[Data tied to figure images]
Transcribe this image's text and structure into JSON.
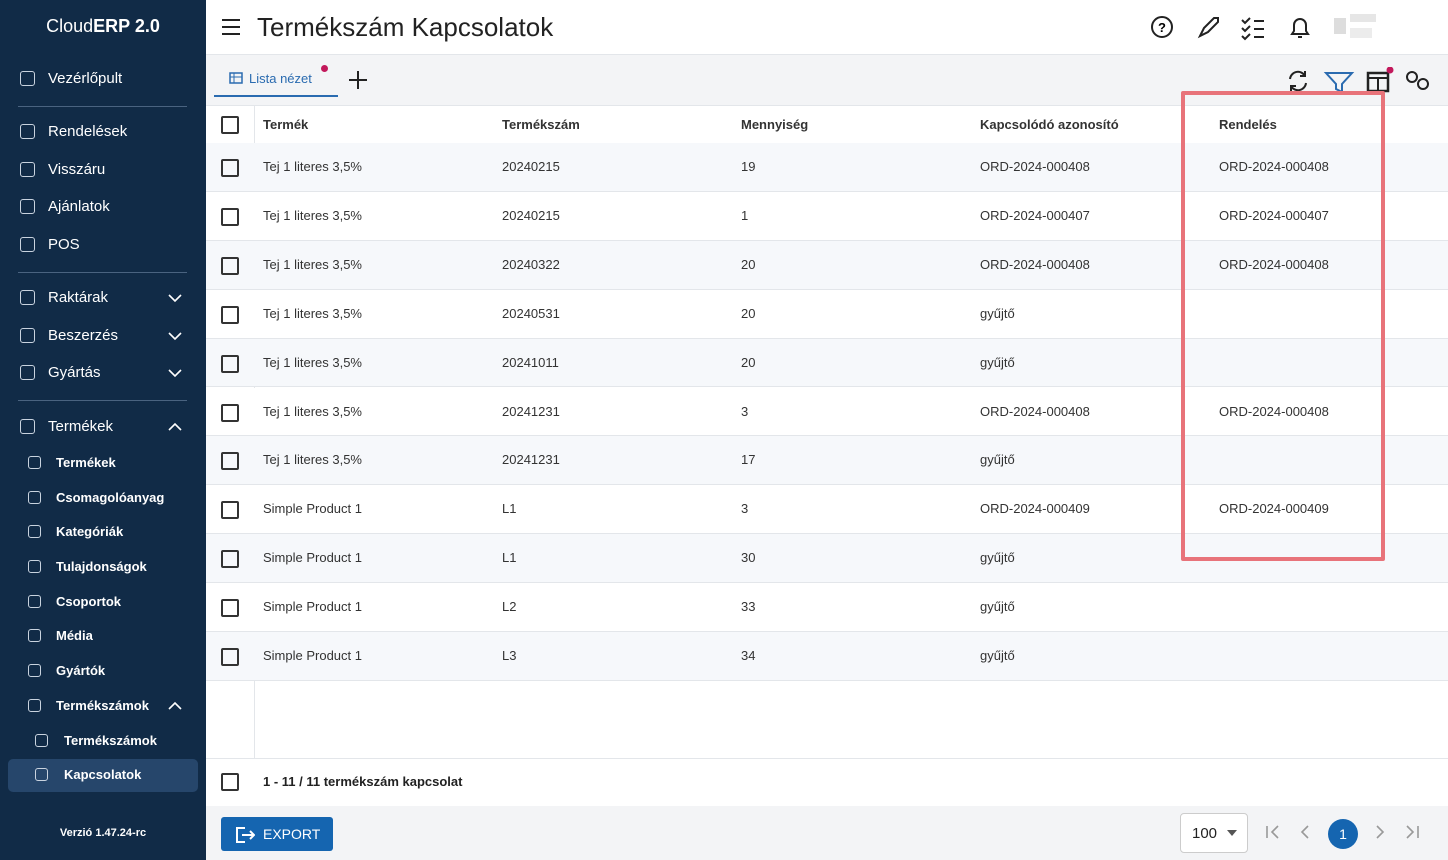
{
  "sidebar": {
    "brand": {
      "light": "Cloud",
      "bold": "ERP 2.0"
    },
    "menu": [
      "Vezérlőpult",
      "Rendelések",
      "Visszáru",
      "Ajánlatok",
      "POS",
      "Raktárak",
      "Beszerzés",
      "Gyártás",
      "Termékek"
    ],
    "products_submenu": [
      "Termékek",
      "Csomagolóanyag",
      "Kategóriák",
      "Tulajdonságok",
      "Csoportok",
      "Média",
      "Gyártók",
      "Termékszámok"
    ],
    "part_numbers_submenu": [
      "Termékszámok",
      "Kapcsolatok"
    ],
    "version": "Verzió 1.47.24-rc"
  },
  "header": {
    "title": "Termékszám Kapcsolatok"
  },
  "tabs": {
    "list_view": "Lista nézet"
  },
  "table": {
    "columns": [
      "Termék",
      "Termékszám",
      "Mennyiség",
      "Kapcsolódó azonosító",
      "Rendelés"
    ],
    "rows": [
      [
        "Tej 1 literes 3,5%",
        "20240215",
        19,
        "ORD-2024-000408",
        "ORD-2024-000408"
      ],
      [
        "Tej 1 literes 3,5%",
        "20240215",
        1,
        "ORD-2024-000407",
        "ORD-2024-000407"
      ],
      [
        "Tej 1 literes 3,5%",
        "20240322",
        20,
        "ORD-2024-000408",
        "ORD-2024-000408"
      ],
      [
        "Tej 1 literes 3,5%",
        "20240531",
        20,
        "gyűjtő",
        null
      ],
      [
        "Tej 1 literes 3,5%",
        "20241011",
        20,
        "gyűjtő",
        null
      ],
      [
        "Tej 1 literes 3,5%",
        "20241231",
        3,
        "ORD-2024-000408",
        "ORD-2024-000408"
      ],
      [
        "Tej 1 literes 3,5%",
        "20241231",
        17,
        "gyűjtő",
        null
      ],
      [
        "Simple Product 1",
        "L1",
        3,
        "ORD-2024-000409",
        "ORD-2024-000409"
      ],
      [
        "Simple Product 1",
        "L1",
        30,
        "gyűjtő",
        null
      ],
      [
        "Simple Product 1",
        "L2",
        33,
        "gyűjtő",
        null
      ],
      [
        "Simple Product 1",
        "L3",
        34,
        "gyűjtő",
        null
      ]
    ]
  },
  "footer": {
    "summary": "1 - 11 / 11 termékszám kapcsolat",
    "export": "EXPORT",
    "page_size": 100,
    "current_page": 1
  }
}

• **TASK TO CARRY OUT**: The entries above should be reproduced exactly, without their pictures.

• **TASK RESULT**:
Transcribe this image's text and structure into JSON.
{
  "sidebar": {
    "brand": {
      "light": "Cloud",
      "bold": "ERP 2.0"
    },
    "menu": [
      "Vezérlőpult",
      "Rendelések",
      "Visszáru",
      "Ajánlatok",
      "POS",
      "Raktárak",
      "Beszerzés",
      "Gyártás",
      "Termékek"
    ],
    "products_submenu": [
      "Termékek",
      "Csomagolóanyag",
      "Kategóriák",
      "Tulajdonságok",
      "Csoportok",
      "Média",
      "Gyártók",
      "Termékszámok"
    ],
    "part_numbers_submenu": [
      "Termékszámok",
      "Kapcsolatok"
    ],
    "version": "Verzió 1.47.24-rc"
  },
  "header": {
    "title": "Termékszám Kapcsolatok"
  },
  "tabs": {
    "list_view": "Lista nézet"
  },
  "table": {
    "columns": [
      "Termék",
      "Termékszám",
      "Mennyiség",
      "Kapcsolódó azonosító",
      "Rendelés"
    ],
    "rows": [
      [
        "Tej 1 literes 3,5%",
        "20240215",
        19,
        "ORD-2024-000408",
        "ORD-2024-000408"
      ],
      [
        "Tej 1 literes 3,5%",
        "20240215",
        1,
        "ORD-2024-000407",
        "ORD-2024-000407"
      ],
      [
        "Tej 1 literes 3,5%",
        "20240322",
        20,
        "ORD-2024-000408",
        "ORD-2024-000408"
      ],
      [
        "Tej 1 literes 3,5%",
        "20240531",
        20,
        "gyűjtő",
        null
      ],
      [
        "Tej 1 literes 3,5%",
        "20241011",
        20,
        "gyűjtő",
        null
      ],
      [
        "Tej 1 literes 3,5%",
        "20241231",
        3,
        "ORD-2024-000408",
        "ORD-2024-000408"
      ],
      [
        "Tej 1 literes 3,5%",
        "20241231",
        17,
        "gyűjtő",
        null
      ],
      [
        "Simple Product 1",
        "L1",
        3,
        "ORD-2024-000409",
        "ORD-2024-000409"
      ],
      [
        "Simple Product 1",
        "L1",
        30,
        "gyűjtő",
        null
      ],
      [
        "Simple Product 1",
        "L2",
        33,
        "gyűjtő",
        null
      ],
      [
        "Simple Product 1",
        "L3",
        34,
        "gyűjtő",
        null
      ]
    ]
  },
  "footer": {
    "summary": "1 - 11 / 11 termékszám kapcsolat",
    "export": "EXPORT",
    "page_size": 100,
    "current_page": 1
  }
}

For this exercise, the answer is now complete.